### Task details:
Your task is to repeat the lines below exactly, excluding any pictures they contain.

### Listing:
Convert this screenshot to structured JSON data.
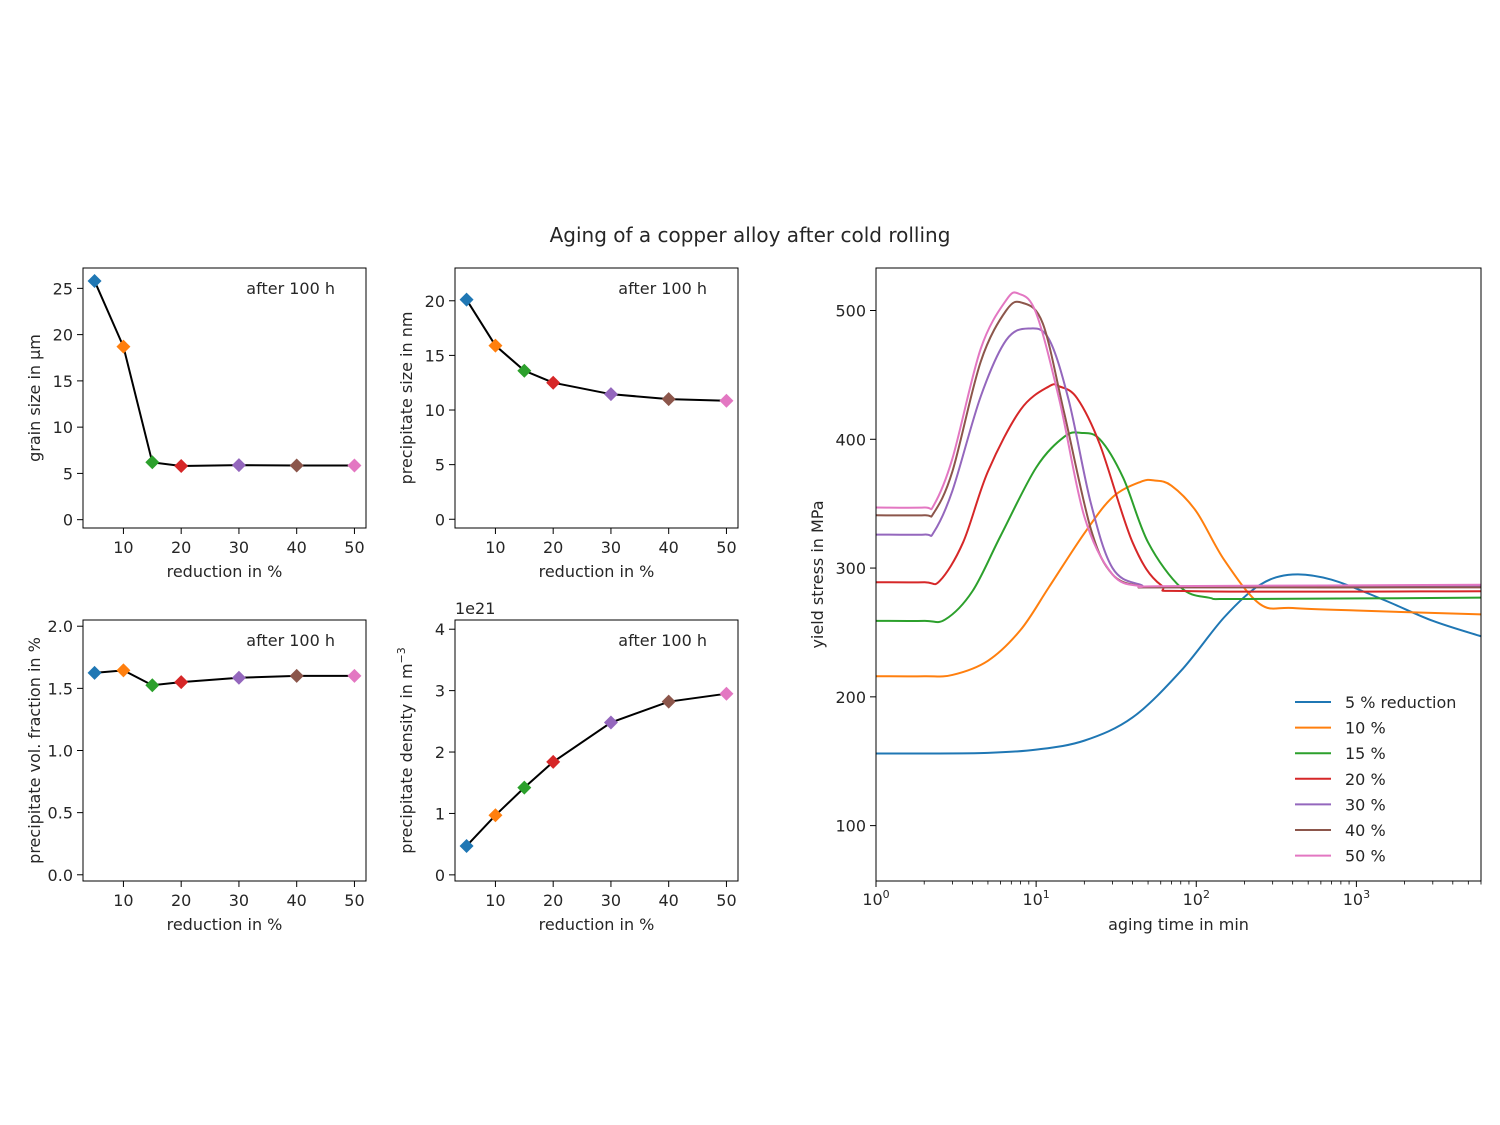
{
  "figure": {
    "title": "Aging of a copper alloy after cold rolling"
  },
  "colors": [
    "#1f77b4",
    "#ff7f0e",
    "#2ca02c",
    "#d62728",
    "#9467bd",
    "#8c564b",
    "#e377c2"
  ],
  "chart_data": [
    {
      "id": "grain",
      "type": "line",
      "marker": "diamond",
      "x": [
        5,
        10,
        15,
        20,
        30,
        40,
        50
      ],
      "y": [
        25.8,
        18.7,
        6.2,
        5.8,
        5.9,
        5.85,
        5.85
      ],
      "xlabel": "reduction in %",
      "ylabel": "grain size in µm",
      "annotation": "after 100 h",
      "xlim": [
        3,
        52
      ],
      "ylim": [
        -0.9,
        27.2
      ],
      "xticks": [
        10,
        20,
        30,
        40,
        50
      ],
      "xticklabels": [
        "10",
        "20",
        "30",
        "40",
        "50"
      ],
      "yticks": [
        0,
        5,
        10,
        15,
        20,
        25
      ],
      "yticklabels": [
        "0",
        "5",
        "10",
        "15",
        "20",
        "25"
      ],
      "offset_text": ""
    },
    {
      "id": "psize",
      "type": "line",
      "marker": "diamond",
      "x": [
        5,
        10,
        15,
        20,
        30,
        40,
        50
      ],
      "y": [
        20.1,
        15.9,
        13.6,
        12.5,
        11.45,
        11.0,
        10.85
      ],
      "xlabel": "reduction in %",
      "ylabel": "precipitate size in nm",
      "annotation": "after 100 h",
      "xlim": [
        3,
        52
      ],
      "ylim": [
        -0.8,
        23.0
      ],
      "xticks": [
        10,
        20,
        30,
        40,
        50
      ],
      "xticklabels": [
        "10",
        "20",
        "30",
        "40",
        "50"
      ],
      "yticks": [
        0,
        5,
        10,
        15,
        20
      ],
      "yticklabels": [
        "0",
        "5",
        "10",
        "15",
        "20"
      ],
      "offset_text": ""
    },
    {
      "id": "pvol",
      "type": "line",
      "marker": "diamond",
      "x": [
        5,
        10,
        15,
        20,
        30,
        40,
        50
      ],
      "y": [
        1.625,
        1.645,
        1.525,
        1.55,
        1.585,
        1.6,
        1.6
      ],
      "xlabel": "reduction in %",
      "ylabel": "precipitate vol. fraction in %",
      "annotation": "after 100 h",
      "xlim": [
        3,
        52
      ],
      "ylim": [
        -0.05,
        2.05
      ],
      "xticks": [
        10,
        20,
        30,
        40,
        50
      ],
      "xticklabels": [
        "10",
        "20",
        "30",
        "40",
        "50"
      ],
      "yticks": [
        0,
        0.5,
        1.0,
        1.5,
        2.0
      ],
      "yticklabels": [
        "0.0",
        "0.5",
        "1.0",
        "1.5",
        "2.0"
      ],
      "offset_text": ""
    },
    {
      "id": "pdens",
      "type": "line",
      "marker": "diamond",
      "x": [
        5,
        10,
        15,
        20,
        30,
        40,
        50
      ],
      "y": [
        0.47,
        0.97,
        1.42,
        1.84,
        2.48,
        2.82,
        2.95
      ],
      "xlabel": "reduction in %",
      "ylabel": "precipitate density in m",
      "ylabel_sup": "−3",
      "annotation": "after 100 h",
      "xlim": [
        3,
        52
      ],
      "ylim": [
        -0.1,
        4.15
      ],
      "xticks": [
        10,
        20,
        30,
        40,
        50
      ],
      "xticklabels": [
        "10",
        "20",
        "30",
        "40",
        "50"
      ],
      "yticks": [
        0,
        1,
        2,
        3,
        4
      ],
      "yticklabels": [
        "0",
        "1",
        "2",
        "3",
        "4"
      ],
      "offset_text": "1e21"
    },
    {
      "id": "yield",
      "type": "line",
      "xscale": "log",
      "xlabel": "aging time in min",
      "ylabel": "yield stress in MPa",
      "xlim": [
        1,
        6000
      ],
      "ylim": [
        57,
        533
      ],
      "xticks": [
        1,
        10,
        100,
        1000
      ],
      "xtick_base": "10",
      "xtick_exponents": [
        "0",
        "1",
        "2",
        "3"
      ],
      "yticks": [
        100,
        200,
        300,
        400,
        500
      ],
      "yticklabels": [
        "100",
        "200",
        "300",
        "400",
        "500"
      ],
      "legend": "lower-right",
      "series": [
        {
          "name": "5 % reduction",
          "x": [
            1,
            2,
            5,
            10,
            20,
            40,
            80,
            150,
            250,
            400,
            700,
            1500,
            3000,
            6000
          ],
          "y": [
            156,
            156,
            156.5,
            159,
            166,
            184,
            220,
            262,
            287,
            295,
            291,
            275,
            259,
            247
          ]
        },
        {
          "name": "10 %",
          "x": [
            1,
            2,
            3,
            5,
            8,
            12,
            20,
            30,
            45,
            55,
            70,
            100,
            150,
            250,
            400,
            1000,
            6000
          ],
          "y": [
            216,
            216,
            217,
            228,
            252,
            285,
            327,
            355,
            367,
            368,
            364,
            344,
            306,
            272,
            269,
            267,
            264
          ]
        },
        {
          "name": "15 %",
          "x": [
            1,
            2,
            2.7,
            4,
            6,
            10,
            15,
            19,
            25,
            35,
            50,
            80,
            120,
            200,
            6000
          ],
          "y": [
            259,
            259,
            260,
            282,
            325,
            378,
            402,
            405,
            400,
            370,
            320,
            285,
            277,
            276,
            277
          ]
        },
        {
          "name": "20 %",
          "x": [
            1,
            2,
            2.5,
            3.5,
            5,
            8,
            12,
            14,
            18,
            25,
            40,
            60,
            100,
            6000
          ],
          "y": [
            289,
            289,
            290,
            320,
            375,
            423,
            441,
            441,
            432,
            396,
            320,
            287,
            282,
            282
          ]
        },
        {
          "name": "30 %",
          "x": [
            1,
            2,
            2.3,
            3,
            4.5,
            6.5,
            9,
            12,
            16,
            22,
            30,
            45,
            70,
            6000
          ],
          "y": [
            326,
            326,
            328,
            360,
            433,
            477,
            486,
            478,
            430,
            350,
            300,
            287,
            285,
            286
          ]
        },
        {
          "name": "40 %",
          "x": [
            1,
            2,
            2.3,
            3,
            4.5,
            6.5,
            8.2,
            11,
            15,
            22,
            30,
            45,
            70,
            6000
          ],
          "y": [
            341,
            341,
            343,
            375,
            460,
            500,
            506,
            490,
            420,
            330,
            295,
            286,
            285,
            285
          ]
        },
        {
          "name": "50 %",
          "x": [
            1,
            2,
            2.3,
            3,
            4.5,
            6.5,
            7.8,
            10,
            14,
            20,
            30,
            45,
            70,
            6000
          ],
          "y": [
            347,
            347,
            349,
            385,
            470,
            508,
            513,
            498,
            430,
            340,
            295,
            286,
            286,
            287
          ]
        }
      ]
    }
  ]
}
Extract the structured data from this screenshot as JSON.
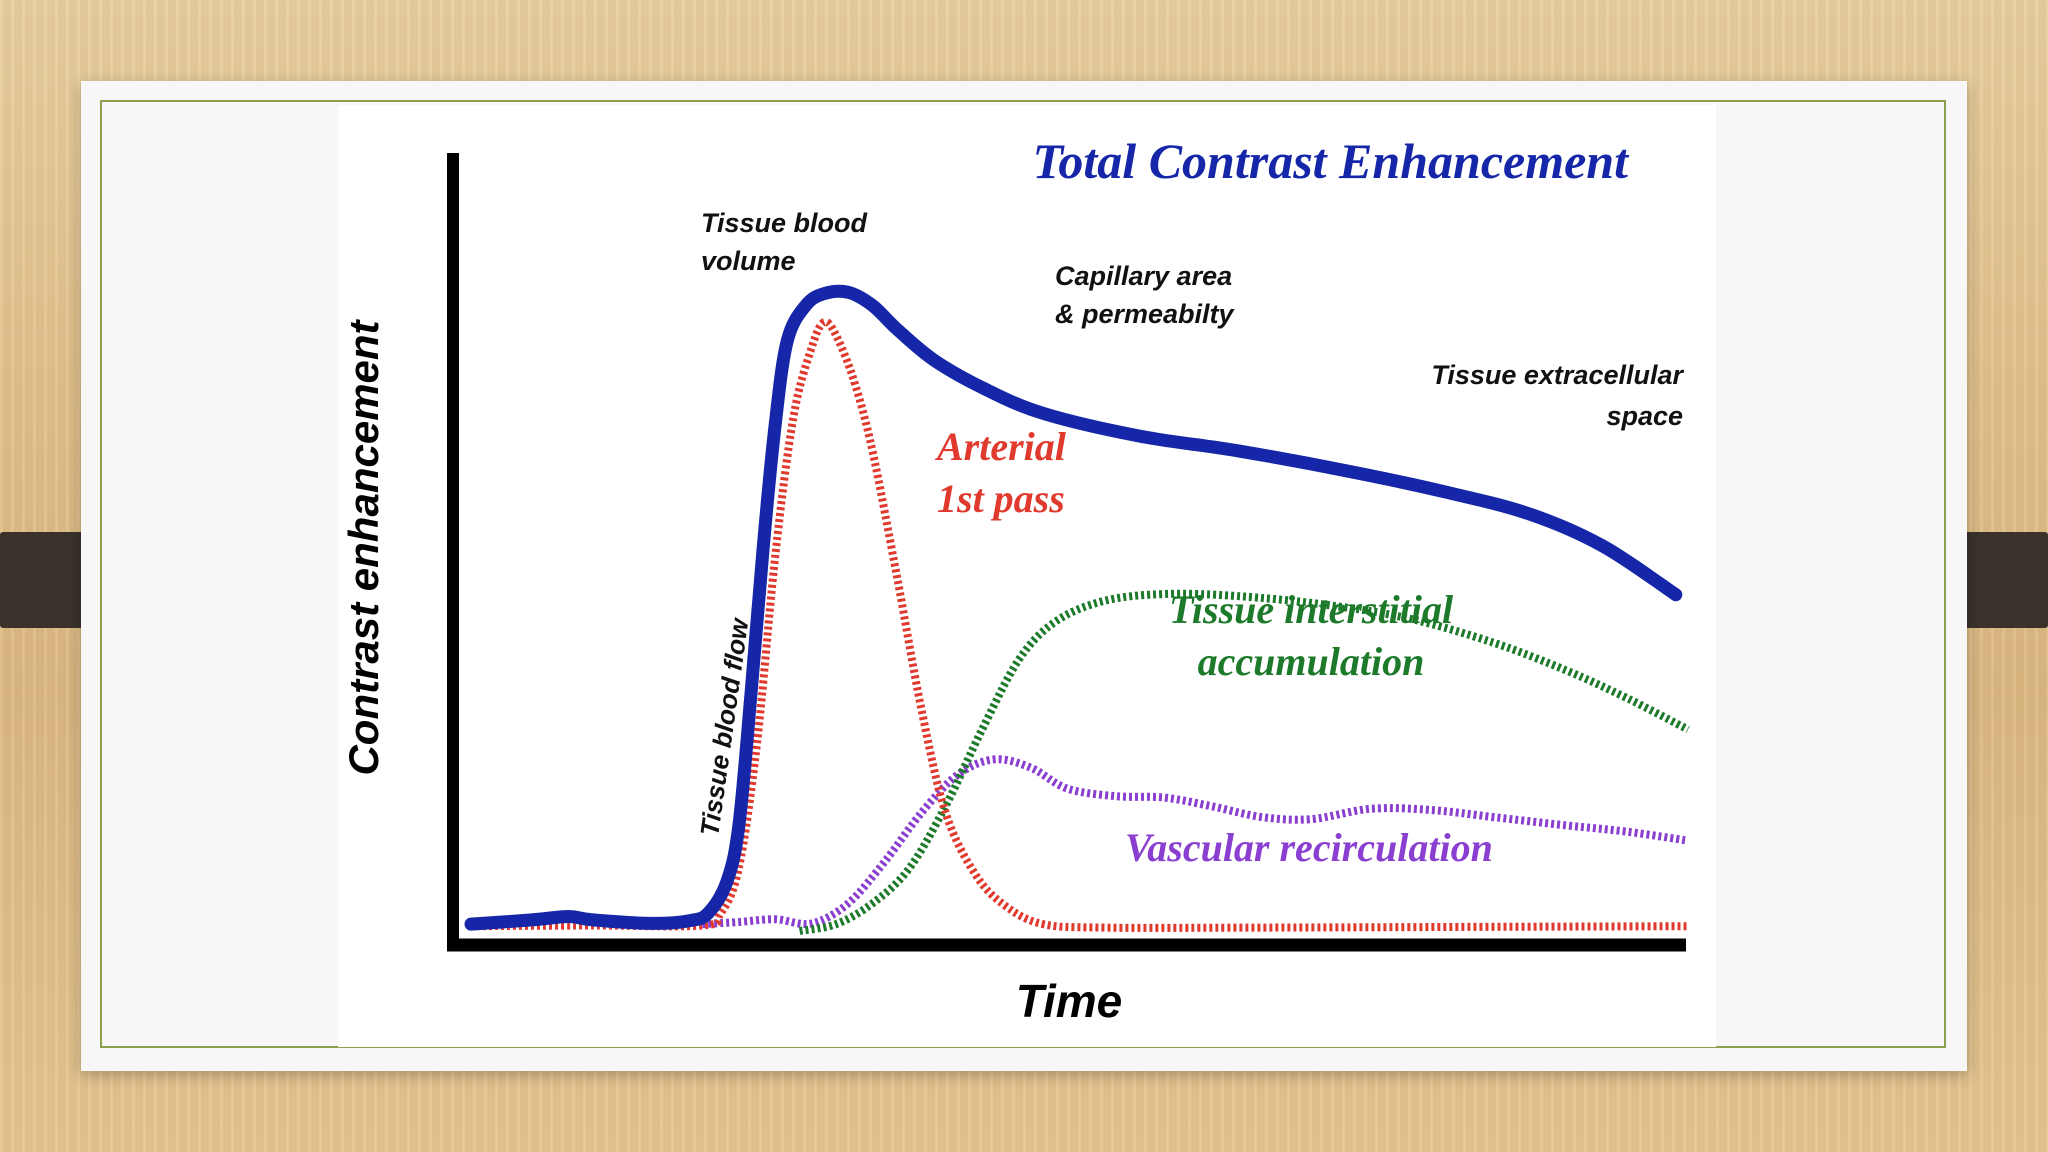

### Written reply:
Convert this screenshot to structured JSON data.
{
  "figure": {
    "title": "Aging of a copper alloy after cold rolling"
  },
  "colors": [
    "#1f77b4",
    "#ff7f0e",
    "#2ca02c",
    "#d62728",
    "#9467bd",
    "#8c564b",
    "#e377c2"
  ],
  "chart_data": [
    {
      "id": "grain",
      "type": "line",
      "marker": "diamond",
      "x": [
        5,
        10,
        15,
        20,
        30,
        40,
        50
      ],
      "y": [
        25.8,
        18.7,
        6.2,
        5.8,
        5.9,
        5.85,
        5.85
      ],
      "xlabel": "reduction in %",
      "ylabel": "grain size in µm",
      "annotation": "after 100 h",
      "xlim": [
        3,
        52
      ],
      "ylim": [
        -0.9,
        27.2
      ],
      "xticks": [
        10,
        20,
        30,
        40,
        50
      ],
      "xticklabels": [
        "10",
        "20",
        "30",
        "40",
        "50"
      ],
      "yticks": [
        0,
        5,
        10,
        15,
        20,
        25
      ],
      "yticklabels": [
        "0",
        "5",
        "10",
        "15",
        "20",
        "25"
      ],
      "offset_text": ""
    },
    {
      "id": "psize",
      "type": "line",
      "marker": "diamond",
      "x": [
        5,
        10,
        15,
        20,
        30,
        40,
        50
      ],
      "y": [
        20.1,
        15.9,
        13.6,
        12.5,
        11.45,
        11.0,
        10.85
      ],
      "xlabel": "reduction in %",
      "ylabel": "precipitate size in nm",
      "annotation": "after 100 h",
      "xlim": [
        3,
        52
      ],
      "ylim": [
        -0.8,
        23.0
      ],
      "xticks": [
        10,
        20,
        30,
        40,
        50
      ],
      "xticklabels": [
        "10",
        "20",
        "30",
        "40",
        "50"
      ],
      "yticks": [
        0,
        5,
        10,
        15,
        20
      ],
      "yticklabels": [
        "0",
        "5",
        "10",
        "15",
        "20"
      ],
      "offset_text": ""
    },
    {
      "id": "pvol",
      "type": "line",
      "marker": "diamond",
      "x": [
        5,
        10,
        15,
        20,
        30,
        40,
        50
      ],
      "y": [
        1.625,
        1.645,
        1.525,
        1.55,
        1.585,
        1.6,
        1.6
      ],
      "xlabel": "reduction in %",
      "ylabel": "precipitate vol. fraction in %",
      "annotation": "after 100 h",
      "xlim": [
        3,
        52
      ],
      "ylim": [
        -0.05,
        2.05
      ],
      "xticks": [
        10,
        20,
        30,
        40,
        50
      ],
      "xticklabels": [
        "10",
        "20",
        "30",
        "40",
        "50"
      ],
      "yticks": [
        0,
        0.5,
        1.0,
        1.5,
        2.0
      ],
      "yticklabels": [
        "0.0",
        "0.5",
        "1.0",
        "1.5",
        "2.0"
      ],
      "offset_text": ""
    },
    {
      "id": "pdens",
      "type": "line",
      "marker": "diamond",
      "x": [
        5,
        10,
        15,
        20,
        30,
        40,
        50
      ],
      "y": [
        0.47,
        0.97,
        1.42,
        1.84,
        2.48,
        2.82,
        2.95
      ],
      "xlabel": "reduction in %",
      "ylabel": "precipitate density in m",
      "ylabel_sup": "−3",
      "annotation": "after 100 h",
      "xlim": [
        3,
        52
      ],
      "ylim": [
        -0.1,
        4.15
      ],
      "xticks": [
        10,
        20,
        30,
        40,
        50
      ],
      "xticklabels": [
        "10",
        "20",
        "30",
        "40",
        "50"
      ],
      "yticks": [
        0,
        1,
        2,
        3,
        4
      ],
      "yticklabels": [
        "0",
        "1",
        "2",
        "3",
        "4"
      ],
      "offset_text": "1e21"
    },
    {
      "id": "yield",
      "type": "line",
      "xscale": "log",
      "xlabel": "aging time in min",
      "ylabel": "yield stress in MPa",
      "xlim": [
        1,
        6000
      ],
      "ylim": [
        57,
        533
      ],
      "xticks": [
        1,
        10,
        100,
        1000
      ],
      "xtick_base": "10",
      "xtick_exponents": [
        "0",
        "1",
        "2",
        "3"
      ],
      "yticks": [
        100,
        200,
        300,
        400,
        500
      ],
      "yticklabels": [
        "100",
        "200",
        "300",
        "400",
        "500"
      ],
      "legend": "lower-right",
      "series": [
        {
          "name": "5 % reduction",
          "x": [
            1,
            2,
            5,
            10,
            20,
            40,
            80,
            150,
            250,
            400,
            700,
            1500,
            3000,
            6000
          ],
          "y": [
            156,
            156,
            156.5,
            159,
            166,
            184,
            220,
            262,
            287,
            295,
            291,
            275,
            259,
            247
          ]
        },
        {
          "name": "10 %",
          "x": [
            1,
            2,
            3,
            5,
            8,
            12,
            20,
            30,
            45,
            55,
            70,
            100,
            150,
            250,
            400,
            1000,
            6000
          ],
          "y": [
            216,
            216,
            217,
            228,
            252,
            285,
            327,
            355,
            367,
            368,
            364,
            344,
            306,
            272,
            269,
            267,
            264
          ]
        },
        {
          "name": "15 %",
          "x": [
            1,
            2,
            2.7,
            4,
            6,
            10,
            15,
            19,
            25,
            35,
            50,
            80,
            120,
            200,
            6000
          ],
          "y": [
            259,
            259,
            260,
            282,
            325,
            378,
            402,
            405,
            400,
            370,
            320,
            285,
            277,
            276,
            277
          ]
        },
        {
          "name": "20 %",
          "x": [
            1,
            2,
            2.5,
            3.5,
            5,
            8,
            12,
            14,
            18,
            25,
            40,
            60,
            100,
            6000
          ],
          "y": [
            289,
            289,
            290,
            320,
            375,
            423,
            441,
            441,
            432,
            396,
            320,
            287,
            282,
            282
          ]
        },
        {
          "name": "30 %",
          "x": [
            1,
            2,
            2.3,
            3,
            4.5,
            6.5,
            9,
            12,
            16,
            22,
            30,
            45,
            70,
            6000
          ],
          "y": [
            326,
            326,
            328,
            360,
            433,
            477,
            486,
            478,
            430,
            350,
            300,
            287,
            285,
            286
          ]
        },
        {
          "name": "40 %",
          "x": [
            1,
            2,
            2.3,
            3,
            4.5,
            6.5,
            8.2,
            11,
            15,
            22,
            30,
            45,
            70,
            6000
          ],
          "y": [
            341,
            341,
            343,
            375,
            460,
            500,
            506,
            490,
            420,
            330,
            295,
            286,
            285,
            285
          ]
        },
        {
          "name": "50 %",
          "x": [
            1,
            2,
            2.3,
            3,
            4.5,
            6.5,
            7.8,
            10,
            14,
            20,
            30,
            45,
            70,
            6000
          ],
          "y": [
            347,
            347,
            349,
            385,
            470,
            508,
            513,
            498,
            430,
            340,
            295,
            286,
            286,
            287
          ]
        }
      ]
    }
  ]
}
Extract the structured data from this screenshot as JSON.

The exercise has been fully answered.